** Start Page **

Open
Description
🐛 Bug
Tensors with sharding apllied can't be moved to jax device after initialization inside FlaxNNModule.
Once sharded, torchax tensor's jax_device attribute becomes NamedSharding object and an attempt to call _to_copy() calls jax_device device's platform attribute which is not present for NamedSharding objects
To Reproduce
import torch
import jax
import jax.numpy as jnp
from typing import Any
import torchax as tx
import flax.linen as nn
from torchax.flax import FlaxNNModule
from jax.sharding import Mesh, NamedSharding, PartitionSpec
num_embeddings=100000
features_dim=128
batch_size=256
tx.enable_performance_mode()
tx.enable_globally()
env = tx.default_env()
env.config.use_torch_native_for_cpu_tensor = False
print(f"Local devices num: {jax.local_device_count()}")
num_embeddings=100000
features_dim=128
batch_size=256
with tx.jax_device("tpu"):
with env:
nnx_emb = nn.Embed(num_embeddings=num_embeddings, features=features_dim)
sample_input = jnp.ones((batch_size, batch_size), dtype=jnp.int32)
global_devices = jax.devices("tpu")
mesh_1d = jax.sharding.Mesh(global_devices, "data")

** End Page **
** Start Extracted information **

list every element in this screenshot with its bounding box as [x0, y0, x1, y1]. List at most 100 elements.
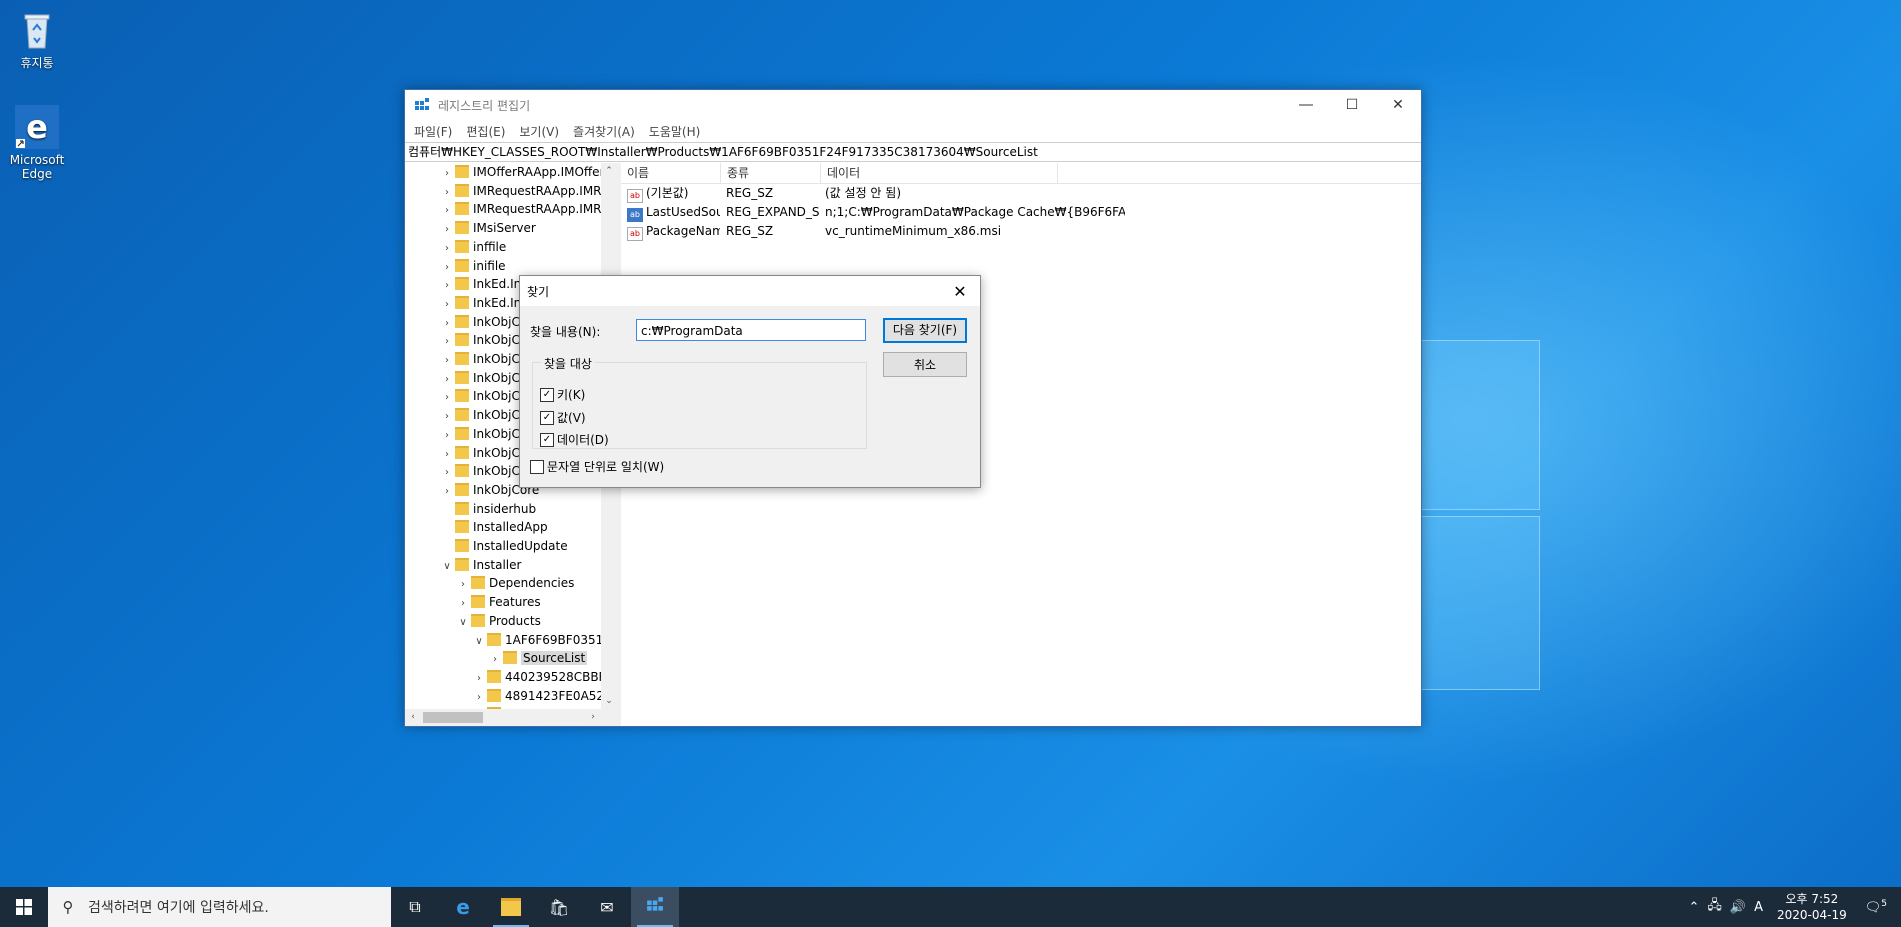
menu-favorites[interactable]: 즐겨찾기(A): [566, 123, 642, 140]
desktop-icon-edge[interactable]: e Microsoft Edge: [0, 105, 74, 181]
chevron-right-icon[interactable]: ›: [439, 427, 455, 445]
tree-item[interactable]: insiderhub: [439, 500, 536, 518]
find-what-label: 찾을 내용(N):: [530, 325, 601, 339]
tree-item[interactable]: › 4891423FE0A52: [471, 687, 604, 705]
chevron-right-icon[interactable]: ›: [439, 184, 455, 202]
window-title: 레지스트리 편집기: [438, 98, 531, 113]
taskbar-file-explorer-button[interactable]: [487, 887, 535, 927]
chevron-right-icon[interactable]: ›: [439, 408, 455, 426]
find-next-button[interactable]: 다음 찾기(F): [883, 318, 967, 343]
scroll-right-icon[interactable]: ›: [585, 709, 601, 726]
tree-item[interactable]: › IMRequestRAApp.IMRe: [439, 200, 608, 218]
close-button[interactable]: ✕: [1375, 90, 1421, 120]
address-bar[interactable]: 컴퓨터₩HKEY_CLASSES_ROOT₩Installer₩Products…: [405, 142, 1421, 162]
tree-item[interactable]: InstalledApp: [439, 518, 548, 536]
menu-file[interactable]: 파일(F): [407, 123, 459, 140]
dialog-title-bar[interactable]: 찾기 ✕: [520, 276, 980, 306]
taskbar-store-button[interactable]: 🛍: [535, 887, 583, 927]
chevron-down-icon[interactable]: ∨: [439, 558, 455, 576]
column-header-type[interactable]: 종류: [721, 163, 821, 183]
value-row[interactable]: abPackageName REG_SZ vc_runtimeMinimum_x…: [621, 222, 1421, 241]
folder-icon: [455, 389, 469, 403]
wallpaper-logo-pane: [1420, 516, 1540, 690]
values-checkbox[interactable]: ✓ 값(V): [540, 409, 586, 426]
column-header-name[interactable]: 이름: [621, 163, 721, 183]
task-view-button[interactable]: ⧉: [391, 887, 439, 927]
scroll-thumb[interactable]: [423, 712, 483, 723]
close-icon[interactable]: ✕: [940, 282, 980, 301]
folder-icon: [455, 445, 469, 459]
chevron-up-icon[interactable]: ⌃: [1685, 900, 1704, 915]
chevron-right-icon[interactable]: ›: [471, 689, 487, 707]
tree-item[interactable]: InstalledUpdate: [439, 537, 568, 555]
title-bar[interactable]: 레지스트리 편집기 ― ☐ ✕: [405, 90, 1421, 120]
match-whole-string-checkbox[interactable]: 문자열 단위로 일치(W): [530, 458, 664, 475]
network-icon[interactable]: 🖧: [1703, 896, 1726, 918]
start-button[interactable]: [0, 887, 48, 927]
find-what-input[interactable]: c:₩ProgramData: [636, 319, 866, 341]
column-header-data[interactable]: 데이터: [821, 163, 1058, 183]
chevron-right-icon[interactable]: ›: [439, 315, 455, 333]
tree-item[interactable]: ∨ Installer: [439, 556, 521, 574]
scroll-left-icon[interactable]: ‹: [405, 709, 421, 726]
tree-item[interactable]: › SourceList: [487, 649, 588, 669]
value-type: REG_SZ: [726, 186, 774, 200]
chevron-right-icon[interactable]: ›: [439, 240, 455, 258]
scroll-down-icon[interactable]: ⌄: [601, 693, 617, 709]
minimize-button[interactable]: ―: [1283, 90, 1329, 120]
tree-item[interactable]: › 440239528CBBF: [471, 668, 605, 686]
taskbar-mail-button[interactable]: ✉: [583, 887, 631, 927]
chevron-right-icon[interactable]: ›: [439, 221, 455, 239]
notification-icon[interactable]: 🗨5: [1857, 899, 1901, 915]
chevron-right-icon[interactable]: ›: [439, 446, 455, 464]
cancel-button[interactable]: 취소: [883, 352, 967, 377]
tree-item[interactable]: ∨ 1AF6F69BF0351F: [471, 631, 610, 649]
chevron-right-icon[interactable]: ›: [439, 259, 455, 277]
chevron-right-icon[interactable]: ›: [439, 371, 455, 389]
value-row[interactable]: abLastUsedSource REG_EXPAND_SZ n;1;C:₩Pr…: [621, 203, 1421, 222]
folder-icon: [471, 576, 485, 590]
tree-item[interactable]: › Features: [455, 593, 541, 611]
tree-item[interactable]: › Dependencies: [455, 574, 574, 592]
tree-horizontal-scrollbar[interactable]: ‹ ›: [405, 709, 617, 726]
tree-item[interactable]: › IMsiServer: [439, 219, 536, 237]
chevron-down-icon[interactable]: ∨: [455, 614, 471, 632]
chevron-right-icon[interactable]: ›: [439, 389, 455, 407]
chevron-right-icon[interactable]: ›: [439, 202, 455, 220]
volume-icon[interactable]: 🔊: [1726, 900, 1750, 915]
menu-help[interactable]: 도움말(H): [642, 123, 708, 140]
chevron-right-icon[interactable]: ›: [439, 352, 455, 370]
chevron-down-icon[interactable]: ∨: [471, 633, 487, 651]
chevron-right-icon[interactable]: ›: [455, 595, 471, 613]
chevron-right-icon[interactable]: ›: [471, 670, 487, 688]
chevron-right-icon[interactable]: ›: [487, 651, 503, 669]
scroll-up-icon[interactable]: ⌃: [601, 163, 617, 179]
data-checkbox[interactable]: ✓ 데이터(D): [540, 431, 609, 448]
maximize-button[interactable]: ☐: [1329, 90, 1375, 120]
value-name: LastUsedSource: [646, 205, 720, 219]
chevron-right-icon[interactable]: ›: [439, 165, 455, 183]
chevron-right-icon[interactable]: ›: [439, 464, 455, 482]
wallpaper-logo-pane: [1420, 340, 1540, 510]
chevron-right-icon[interactable]: ›: [439, 277, 455, 295]
chevron-right-icon[interactable]: ›: [439, 296, 455, 314]
taskbar-search-box[interactable]: ⚲ 검색하려면 여기에 입력하세요.: [48, 887, 391, 927]
tree-item[interactable]: › inffile: [439, 238, 506, 256]
tree-item[interactable]: › inifile: [439, 257, 506, 275]
tree-item[interactable]: › IMRequestRAApp.IMRe: [439, 182, 608, 200]
value-row[interactable]: ab (기본값) REG_SZ (값 설정 안 됨): [621, 184, 1421, 203]
taskbar-regedit-button[interactable]: [631, 887, 679, 927]
ime-indicator[interactable]: A: [1750, 900, 1767, 915]
tree-item[interactable]: › IMOfferRAApp.IMOfferI: [439, 163, 608, 181]
tree-item[interactable]: ∨ Products: [455, 612, 541, 630]
tree-item-label: inffile: [473, 239, 507, 254]
taskbar-edge-button[interactable]: e: [439, 887, 487, 927]
chevron-right-icon[interactable]: ›: [455, 576, 471, 594]
chevron-right-icon[interactable]: ›: [439, 483, 455, 501]
menu-edit[interactable]: 편집(E): [459, 123, 512, 140]
clock[interactable]: 오후 7:52 2020-04-19: [1767, 891, 1857, 923]
desktop-icon-recycle-bin[interactable]: 휴지통: [0, 8, 74, 70]
keys-checkbox[interactable]: ✓ 키(K): [540, 386, 585, 403]
menu-view[interactable]: 보기(V): [512, 123, 566, 140]
chevron-right-icon[interactable]: ›: [439, 333, 455, 351]
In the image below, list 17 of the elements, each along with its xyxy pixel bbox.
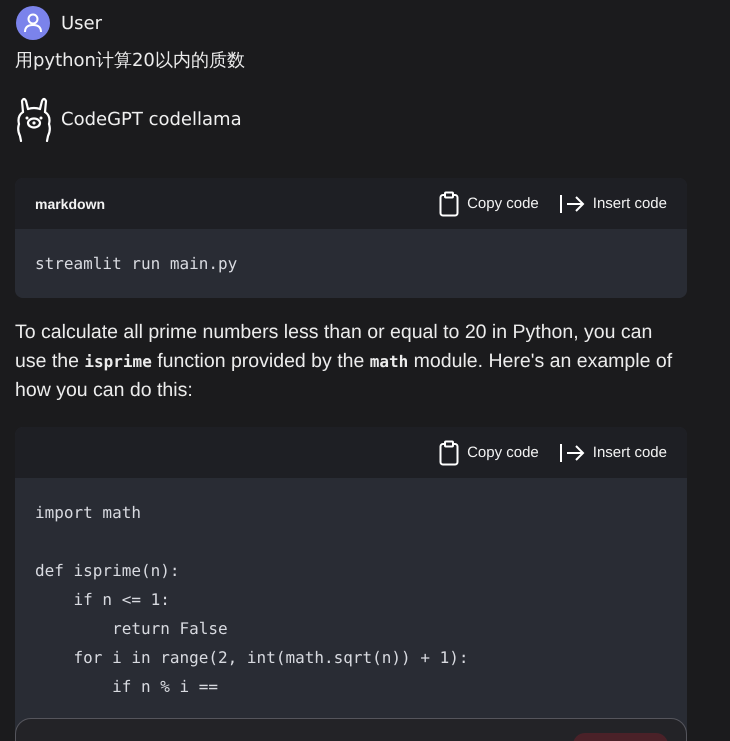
insert-code-button[interactable]: Insert code	[558, 440, 667, 466]
llama-icon	[15, 96, 53, 142]
copy-code-button[interactable]: Copy code	[439, 440, 539, 466]
clipboard-icon	[439, 190, 460, 216]
code-text: import math def isprime(n): if n <= 1: return False for i in range(2, int(math.sqrt(n)) + 1): if n % i ==	[34, 502, 470, 698]
user-avatar-icon	[16, 6, 50, 40]
clipboard-icon	[439, 440, 460, 466]
insert-code-button[interactable]: Insert code	[558, 190, 667, 216]
author-name: User	[61, 12, 102, 34]
author-name: CodeGPT codellama	[61, 108, 242, 130]
answer-paragraph: To calculate all prime numbers less than or equal to 20 in Python, you can use the isprime function provided by the math module. Here's an example of how you can do this:	[15, 320, 674, 403]
code-language: markdown	[35, 196, 106, 212]
insert-arrow-icon	[558, 194, 585, 214]
code-text: streamlit run main.py	[34, 253, 238, 275]
copy-code-button[interactable]: Copy code	[439, 190, 539, 216]
insert-arrow-icon	[558, 442, 585, 462]
user-message: 用python计算20以内的质数	[15, 49, 246, 72]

** End Extracted information **

# Stated goal A
In the torchax sharding bug report, what does a tensor's jax_device attribute become once the tensor is sharded?
# Stated goal B
List every name that the code in the torchax sharding bug report imports with a "from ... import" statement.
# Stated goal C
Extend the reproduction script in the torchax sharding bug report past its last line.

# Response A
A NamedSharding object.

# Response B
Any, FlaxNNModule, Mesh, NamedSharding, PartitionSpec

# Response C
sharding = NamedSharding(mesh_1d, PartitionSpec("data"))
orig_init_fn = nnx_emb.init
def sharded_init(prng, *sample_args, **sample_kwargs):
return jax.jit(orig_init_fn, out_shardings=sharding)(
prng, *sample_args, **sample_kwargs
)
nnx_emb.init = sharded_init # type: ignore
emb_module = FlaxNNModule(env, nnx_emb, (sample_input,))
emb_module.to('jax')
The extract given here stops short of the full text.